(TASK OBJECTIVE)
Set down each line of the data below exactly as it stands, dropping the pictures.

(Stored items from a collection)
+--
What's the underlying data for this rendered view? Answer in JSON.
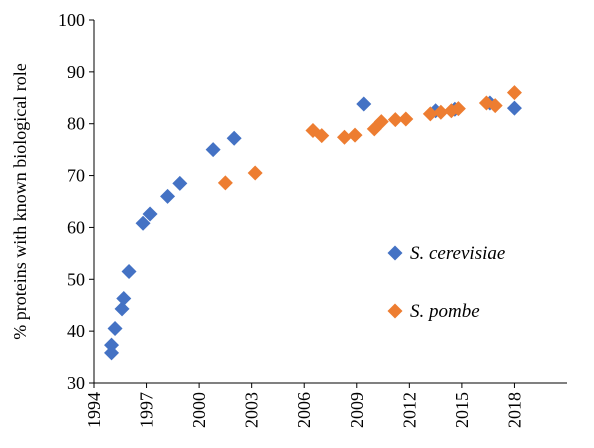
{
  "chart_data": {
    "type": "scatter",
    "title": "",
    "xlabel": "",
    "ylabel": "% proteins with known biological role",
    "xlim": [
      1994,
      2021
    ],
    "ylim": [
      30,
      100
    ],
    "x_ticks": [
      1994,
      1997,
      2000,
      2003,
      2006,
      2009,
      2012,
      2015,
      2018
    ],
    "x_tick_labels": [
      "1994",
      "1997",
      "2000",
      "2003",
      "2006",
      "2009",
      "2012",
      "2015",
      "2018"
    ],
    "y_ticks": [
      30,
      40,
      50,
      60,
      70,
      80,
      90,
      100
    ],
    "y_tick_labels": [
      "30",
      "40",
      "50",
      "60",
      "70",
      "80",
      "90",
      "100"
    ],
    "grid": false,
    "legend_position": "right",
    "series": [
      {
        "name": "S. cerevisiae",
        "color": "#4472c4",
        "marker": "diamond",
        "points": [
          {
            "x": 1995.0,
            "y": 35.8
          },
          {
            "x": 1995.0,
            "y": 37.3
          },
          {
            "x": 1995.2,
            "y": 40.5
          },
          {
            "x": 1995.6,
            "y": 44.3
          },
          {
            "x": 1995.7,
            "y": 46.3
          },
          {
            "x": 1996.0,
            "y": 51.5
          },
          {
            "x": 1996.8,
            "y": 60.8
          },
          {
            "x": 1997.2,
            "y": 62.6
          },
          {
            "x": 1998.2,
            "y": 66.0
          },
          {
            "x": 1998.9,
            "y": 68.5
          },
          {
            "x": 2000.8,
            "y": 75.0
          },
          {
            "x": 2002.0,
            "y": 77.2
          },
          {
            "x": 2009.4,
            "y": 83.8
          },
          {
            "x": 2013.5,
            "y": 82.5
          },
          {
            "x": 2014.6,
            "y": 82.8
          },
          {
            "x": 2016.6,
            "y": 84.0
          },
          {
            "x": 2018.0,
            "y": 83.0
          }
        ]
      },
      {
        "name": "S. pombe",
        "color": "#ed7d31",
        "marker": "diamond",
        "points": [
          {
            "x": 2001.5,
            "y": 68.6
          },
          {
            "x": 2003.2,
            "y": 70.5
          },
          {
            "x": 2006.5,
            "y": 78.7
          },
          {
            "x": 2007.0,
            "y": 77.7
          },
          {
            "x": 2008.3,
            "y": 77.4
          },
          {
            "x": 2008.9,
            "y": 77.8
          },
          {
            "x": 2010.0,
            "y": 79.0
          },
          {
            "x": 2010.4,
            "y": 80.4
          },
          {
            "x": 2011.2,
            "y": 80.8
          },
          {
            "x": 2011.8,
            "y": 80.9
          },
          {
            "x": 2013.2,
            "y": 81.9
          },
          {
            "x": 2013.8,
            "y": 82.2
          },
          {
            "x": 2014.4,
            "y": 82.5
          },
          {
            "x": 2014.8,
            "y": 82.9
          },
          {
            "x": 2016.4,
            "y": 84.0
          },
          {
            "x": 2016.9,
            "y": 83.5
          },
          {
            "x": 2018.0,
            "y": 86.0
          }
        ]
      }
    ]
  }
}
+--
(RESULT FOR THIS TASK)
What's the underlying data for this rendered view? Answer in JSON.
{
  "chart_data": {
    "type": "scatter",
    "title": "",
    "xlabel": "",
    "ylabel": "% proteins with known biological role",
    "xlim": [
      1994,
      2021
    ],
    "ylim": [
      30,
      100
    ],
    "x_ticks": [
      1994,
      1997,
      2000,
      2003,
      2006,
      2009,
      2012,
      2015,
      2018
    ],
    "x_tick_labels": [
      "1994",
      "1997",
      "2000",
      "2003",
      "2006",
      "2009",
      "2012",
      "2015",
      "2018"
    ],
    "y_ticks": [
      30,
      40,
      50,
      60,
      70,
      80,
      90,
      100
    ],
    "y_tick_labels": [
      "30",
      "40",
      "50",
      "60",
      "70",
      "80",
      "90",
      "100"
    ],
    "grid": false,
    "legend_position": "right",
    "series": [
      {
        "name": "S. cerevisiae",
        "color": "#4472c4",
        "marker": "diamond",
        "points": [
          {
            "x": 1995.0,
            "y": 35.8
          },
          {
            "x": 1995.0,
            "y": 37.3
          },
          {
            "x": 1995.2,
            "y": 40.5
          },
          {
            "x": 1995.6,
            "y": 44.3
          },
          {
            "x": 1995.7,
            "y": 46.3
          },
          {
            "x": 1996.0,
            "y": 51.5
          },
          {
            "x": 1996.8,
            "y": 60.8
          },
          {
            "x": 1997.2,
            "y": 62.6
          },
          {
            "x": 1998.2,
            "y": 66.0
          },
          {
            "x": 1998.9,
            "y": 68.5
          },
          {
            "x": 2000.8,
            "y": 75.0
          },
          {
            "x": 2002.0,
            "y": 77.2
          },
          {
            "x": 2009.4,
            "y": 83.8
          },
          {
            "x": 2013.5,
            "y": 82.5
          },
          {
            "x": 2014.6,
            "y": 82.8
          },
          {
            "x": 2016.6,
            "y": 84.0
          },
          {
            "x": 2018.0,
            "y": 83.0
          }
        ]
      },
      {
        "name": "S. pombe",
        "color": "#ed7d31",
        "marker": "diamond",
        "points": [
          {
            "x": 2001.5,
            "y": 68.6
          },
          {
            "x": 2003.2,
            "y": 70.5
          },
          {
            "x": 2006.5,
            "y": 78.7
          },
          {
            "x": 2007.0,
            "y": 77.7
          },
          {
            "x": 2008.3,
            "y": 77.4
          },
          {
            "x": 2008.9,
            "y": 77.8
          },
          {
            "x": 2010.0,
            "y": 79.0
          },
          {
            "x": 2010.4,
            "y": 80.4
          },
          {
            "x": 2011.2,
            "y": 80.8
          },
          {
            "x": 2011.8,
            "y": 80.9
          },
          {
            "x": 2013.2,
            "y": 81.9
          },
          {
            "x": 2013.8,
            "y": 82.2
          },
          {
            "x": 2014.4,
            "y": 82.5
          },
          {
            "x": 2014.8,
            "y": 82.9
          },
          {
            "x": 2016.4,
            "y": 84.0
          },
          {
            "x": 2016.9,
            "y": 83.5
          },
          {
            "x": 2018.0,
            "y": 86.0
          }
        ]
      }
    ]
  }
}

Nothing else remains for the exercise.